Task prompt: Work through the material below line by line and say how many lines include the word "καυχῶμαι". Only the number, please.

━━━━━━━━━━━━━━━━━━━━━━━━━━━━━━

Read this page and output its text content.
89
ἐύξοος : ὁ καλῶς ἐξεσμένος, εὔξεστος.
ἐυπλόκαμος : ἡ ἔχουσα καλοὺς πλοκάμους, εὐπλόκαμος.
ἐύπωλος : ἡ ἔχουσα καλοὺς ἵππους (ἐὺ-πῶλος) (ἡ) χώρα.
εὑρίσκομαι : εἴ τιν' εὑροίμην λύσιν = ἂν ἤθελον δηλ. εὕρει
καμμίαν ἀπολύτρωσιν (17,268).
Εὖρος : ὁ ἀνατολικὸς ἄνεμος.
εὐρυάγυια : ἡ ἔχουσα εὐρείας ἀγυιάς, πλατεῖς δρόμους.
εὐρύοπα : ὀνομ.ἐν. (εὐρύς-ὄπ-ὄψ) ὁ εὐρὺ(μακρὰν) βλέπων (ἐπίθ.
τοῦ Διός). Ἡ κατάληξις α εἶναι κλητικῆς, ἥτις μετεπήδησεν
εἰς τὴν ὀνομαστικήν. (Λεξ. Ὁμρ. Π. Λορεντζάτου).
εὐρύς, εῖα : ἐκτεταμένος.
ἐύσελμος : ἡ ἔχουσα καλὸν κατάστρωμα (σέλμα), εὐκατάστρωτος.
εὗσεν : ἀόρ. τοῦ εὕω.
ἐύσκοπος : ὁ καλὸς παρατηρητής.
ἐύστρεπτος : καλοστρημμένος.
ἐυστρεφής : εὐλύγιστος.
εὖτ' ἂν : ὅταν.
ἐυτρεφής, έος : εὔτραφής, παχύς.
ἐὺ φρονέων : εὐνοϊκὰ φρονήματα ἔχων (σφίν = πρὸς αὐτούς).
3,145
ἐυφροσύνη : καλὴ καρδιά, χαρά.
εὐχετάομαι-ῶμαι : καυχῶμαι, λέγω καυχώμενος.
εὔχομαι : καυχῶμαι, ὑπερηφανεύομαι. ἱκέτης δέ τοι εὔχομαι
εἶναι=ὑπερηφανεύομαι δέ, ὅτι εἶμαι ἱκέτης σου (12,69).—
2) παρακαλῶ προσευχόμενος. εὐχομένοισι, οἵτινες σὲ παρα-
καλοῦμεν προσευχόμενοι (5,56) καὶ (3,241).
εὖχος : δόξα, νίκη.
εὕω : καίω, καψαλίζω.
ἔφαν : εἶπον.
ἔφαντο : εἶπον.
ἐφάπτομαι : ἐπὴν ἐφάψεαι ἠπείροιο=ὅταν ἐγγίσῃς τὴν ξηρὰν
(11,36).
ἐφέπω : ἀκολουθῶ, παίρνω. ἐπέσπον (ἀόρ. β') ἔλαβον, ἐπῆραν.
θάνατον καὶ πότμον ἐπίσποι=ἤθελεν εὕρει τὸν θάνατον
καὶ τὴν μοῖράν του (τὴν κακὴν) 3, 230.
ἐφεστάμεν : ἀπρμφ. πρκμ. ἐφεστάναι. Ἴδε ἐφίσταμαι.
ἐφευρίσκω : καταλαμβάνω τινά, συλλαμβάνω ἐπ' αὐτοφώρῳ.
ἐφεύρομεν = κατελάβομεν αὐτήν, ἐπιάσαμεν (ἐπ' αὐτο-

━━━━━━━━━━━━━━━━━━━━━━━━━━━━━━

Full answer: 2